* [Figure record listings]
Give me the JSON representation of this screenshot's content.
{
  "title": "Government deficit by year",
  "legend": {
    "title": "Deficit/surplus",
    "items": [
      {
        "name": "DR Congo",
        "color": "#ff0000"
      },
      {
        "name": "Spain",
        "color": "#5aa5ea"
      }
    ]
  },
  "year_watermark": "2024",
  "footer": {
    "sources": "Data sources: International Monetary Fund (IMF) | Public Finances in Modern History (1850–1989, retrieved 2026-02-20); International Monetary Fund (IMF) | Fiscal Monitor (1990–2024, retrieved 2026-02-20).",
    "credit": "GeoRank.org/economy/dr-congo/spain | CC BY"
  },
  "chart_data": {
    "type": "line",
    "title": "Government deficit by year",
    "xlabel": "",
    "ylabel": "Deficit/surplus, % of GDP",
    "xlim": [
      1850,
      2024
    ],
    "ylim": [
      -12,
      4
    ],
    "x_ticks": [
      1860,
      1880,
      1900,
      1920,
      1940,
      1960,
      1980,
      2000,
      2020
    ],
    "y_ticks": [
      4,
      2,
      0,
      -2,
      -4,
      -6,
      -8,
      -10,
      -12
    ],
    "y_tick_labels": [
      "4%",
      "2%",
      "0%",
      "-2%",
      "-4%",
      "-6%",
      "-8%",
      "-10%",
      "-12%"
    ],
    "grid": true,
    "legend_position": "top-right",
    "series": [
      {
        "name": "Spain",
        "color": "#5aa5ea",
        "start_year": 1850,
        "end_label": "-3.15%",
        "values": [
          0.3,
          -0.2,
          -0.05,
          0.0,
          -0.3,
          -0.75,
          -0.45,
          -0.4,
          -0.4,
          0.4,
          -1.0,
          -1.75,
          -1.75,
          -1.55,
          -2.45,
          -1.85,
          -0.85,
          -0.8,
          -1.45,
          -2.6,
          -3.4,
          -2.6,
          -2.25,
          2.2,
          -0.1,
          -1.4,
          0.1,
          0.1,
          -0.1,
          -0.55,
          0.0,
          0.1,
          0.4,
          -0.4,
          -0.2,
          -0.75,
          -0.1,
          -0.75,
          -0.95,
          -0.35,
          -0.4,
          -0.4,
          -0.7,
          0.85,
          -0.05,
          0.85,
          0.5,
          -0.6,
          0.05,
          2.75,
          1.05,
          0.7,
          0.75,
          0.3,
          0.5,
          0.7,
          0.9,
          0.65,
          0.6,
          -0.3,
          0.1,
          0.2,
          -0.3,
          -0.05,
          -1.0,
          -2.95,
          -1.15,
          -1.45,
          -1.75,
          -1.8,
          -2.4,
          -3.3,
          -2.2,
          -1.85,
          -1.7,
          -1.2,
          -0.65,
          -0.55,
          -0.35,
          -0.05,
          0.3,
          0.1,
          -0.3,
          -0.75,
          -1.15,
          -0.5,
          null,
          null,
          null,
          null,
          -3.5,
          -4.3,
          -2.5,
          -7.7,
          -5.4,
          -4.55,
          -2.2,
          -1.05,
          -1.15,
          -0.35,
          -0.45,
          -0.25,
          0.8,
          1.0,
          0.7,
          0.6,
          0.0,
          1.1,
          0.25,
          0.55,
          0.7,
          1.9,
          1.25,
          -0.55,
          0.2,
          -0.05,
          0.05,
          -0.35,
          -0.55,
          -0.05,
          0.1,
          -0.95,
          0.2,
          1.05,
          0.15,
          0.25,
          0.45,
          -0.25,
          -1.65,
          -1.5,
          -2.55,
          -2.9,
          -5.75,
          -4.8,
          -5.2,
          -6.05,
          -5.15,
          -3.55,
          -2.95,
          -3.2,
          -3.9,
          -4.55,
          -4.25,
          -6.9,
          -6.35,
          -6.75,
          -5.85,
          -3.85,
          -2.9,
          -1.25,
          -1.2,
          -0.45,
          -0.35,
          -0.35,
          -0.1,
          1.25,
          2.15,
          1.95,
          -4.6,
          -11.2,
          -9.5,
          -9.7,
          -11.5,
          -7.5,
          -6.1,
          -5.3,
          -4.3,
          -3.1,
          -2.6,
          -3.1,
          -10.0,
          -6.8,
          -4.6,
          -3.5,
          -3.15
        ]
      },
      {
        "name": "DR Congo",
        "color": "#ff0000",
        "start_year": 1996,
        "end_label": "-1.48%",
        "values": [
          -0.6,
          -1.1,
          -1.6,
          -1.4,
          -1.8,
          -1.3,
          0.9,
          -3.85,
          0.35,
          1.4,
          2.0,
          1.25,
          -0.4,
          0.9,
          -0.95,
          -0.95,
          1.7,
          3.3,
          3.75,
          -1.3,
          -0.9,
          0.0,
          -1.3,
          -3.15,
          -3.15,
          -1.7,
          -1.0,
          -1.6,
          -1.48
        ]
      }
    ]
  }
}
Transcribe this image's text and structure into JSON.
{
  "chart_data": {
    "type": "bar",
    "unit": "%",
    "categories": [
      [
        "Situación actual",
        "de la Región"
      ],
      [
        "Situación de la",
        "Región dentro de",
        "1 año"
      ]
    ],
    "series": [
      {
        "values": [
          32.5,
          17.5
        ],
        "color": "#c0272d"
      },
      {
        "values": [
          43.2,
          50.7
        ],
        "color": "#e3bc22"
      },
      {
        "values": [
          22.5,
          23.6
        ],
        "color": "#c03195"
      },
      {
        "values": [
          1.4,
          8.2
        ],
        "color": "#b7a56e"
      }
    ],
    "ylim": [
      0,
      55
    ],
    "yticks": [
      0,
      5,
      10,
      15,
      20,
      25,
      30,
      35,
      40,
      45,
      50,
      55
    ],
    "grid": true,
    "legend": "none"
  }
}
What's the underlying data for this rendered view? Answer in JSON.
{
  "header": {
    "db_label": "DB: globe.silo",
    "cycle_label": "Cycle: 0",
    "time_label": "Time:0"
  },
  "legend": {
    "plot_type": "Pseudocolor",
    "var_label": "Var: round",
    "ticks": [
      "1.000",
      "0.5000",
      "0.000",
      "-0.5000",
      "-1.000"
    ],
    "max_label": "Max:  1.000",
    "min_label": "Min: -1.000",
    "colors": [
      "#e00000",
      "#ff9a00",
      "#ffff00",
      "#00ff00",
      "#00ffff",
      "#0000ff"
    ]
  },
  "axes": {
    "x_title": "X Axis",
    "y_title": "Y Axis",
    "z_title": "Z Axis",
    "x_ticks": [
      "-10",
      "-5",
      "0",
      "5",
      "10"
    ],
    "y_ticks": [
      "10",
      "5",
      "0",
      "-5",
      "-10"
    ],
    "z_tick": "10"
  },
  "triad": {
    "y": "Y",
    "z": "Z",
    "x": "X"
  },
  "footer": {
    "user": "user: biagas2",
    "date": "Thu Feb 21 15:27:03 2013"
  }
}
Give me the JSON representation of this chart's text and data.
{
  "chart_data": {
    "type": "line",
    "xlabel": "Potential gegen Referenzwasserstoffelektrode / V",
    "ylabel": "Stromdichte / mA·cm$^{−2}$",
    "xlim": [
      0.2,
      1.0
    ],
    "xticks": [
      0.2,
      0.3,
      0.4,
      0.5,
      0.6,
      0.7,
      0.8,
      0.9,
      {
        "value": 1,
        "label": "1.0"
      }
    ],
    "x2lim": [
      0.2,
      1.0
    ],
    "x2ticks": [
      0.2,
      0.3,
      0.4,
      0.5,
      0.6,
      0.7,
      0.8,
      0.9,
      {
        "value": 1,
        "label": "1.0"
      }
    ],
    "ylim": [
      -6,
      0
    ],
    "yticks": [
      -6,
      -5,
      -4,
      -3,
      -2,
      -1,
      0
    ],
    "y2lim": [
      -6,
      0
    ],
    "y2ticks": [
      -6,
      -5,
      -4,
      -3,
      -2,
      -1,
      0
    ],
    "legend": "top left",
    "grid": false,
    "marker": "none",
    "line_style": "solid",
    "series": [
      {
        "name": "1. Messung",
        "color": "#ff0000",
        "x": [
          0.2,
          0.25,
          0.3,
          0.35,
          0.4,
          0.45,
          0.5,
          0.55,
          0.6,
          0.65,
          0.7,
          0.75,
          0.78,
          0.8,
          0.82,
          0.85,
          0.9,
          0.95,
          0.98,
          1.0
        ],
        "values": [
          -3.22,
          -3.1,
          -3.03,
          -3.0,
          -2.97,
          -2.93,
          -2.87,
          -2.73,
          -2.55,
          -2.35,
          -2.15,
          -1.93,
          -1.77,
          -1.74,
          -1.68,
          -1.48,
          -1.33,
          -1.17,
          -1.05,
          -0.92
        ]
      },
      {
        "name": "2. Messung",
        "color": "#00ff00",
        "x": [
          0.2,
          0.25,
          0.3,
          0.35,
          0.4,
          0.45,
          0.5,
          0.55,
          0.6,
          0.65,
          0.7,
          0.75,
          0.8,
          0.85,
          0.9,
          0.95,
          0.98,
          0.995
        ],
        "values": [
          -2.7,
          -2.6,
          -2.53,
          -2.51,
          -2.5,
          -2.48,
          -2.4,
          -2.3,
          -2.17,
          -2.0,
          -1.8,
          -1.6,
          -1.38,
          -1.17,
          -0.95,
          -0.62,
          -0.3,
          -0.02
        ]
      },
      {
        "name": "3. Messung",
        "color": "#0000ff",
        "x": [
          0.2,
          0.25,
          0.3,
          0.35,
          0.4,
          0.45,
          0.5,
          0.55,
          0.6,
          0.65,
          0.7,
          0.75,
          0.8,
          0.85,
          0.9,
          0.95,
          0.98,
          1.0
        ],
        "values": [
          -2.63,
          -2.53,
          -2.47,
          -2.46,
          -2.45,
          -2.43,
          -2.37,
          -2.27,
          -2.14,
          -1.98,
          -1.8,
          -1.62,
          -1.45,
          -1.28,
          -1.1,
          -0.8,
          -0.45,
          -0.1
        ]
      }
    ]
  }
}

* [Written exercise] Pick out, from the lines above, every one that contains the string "representation".

* [Full response]
Give me the JSON representation of this screenshot's content.
Give me the JSON representation of this chart's text and data.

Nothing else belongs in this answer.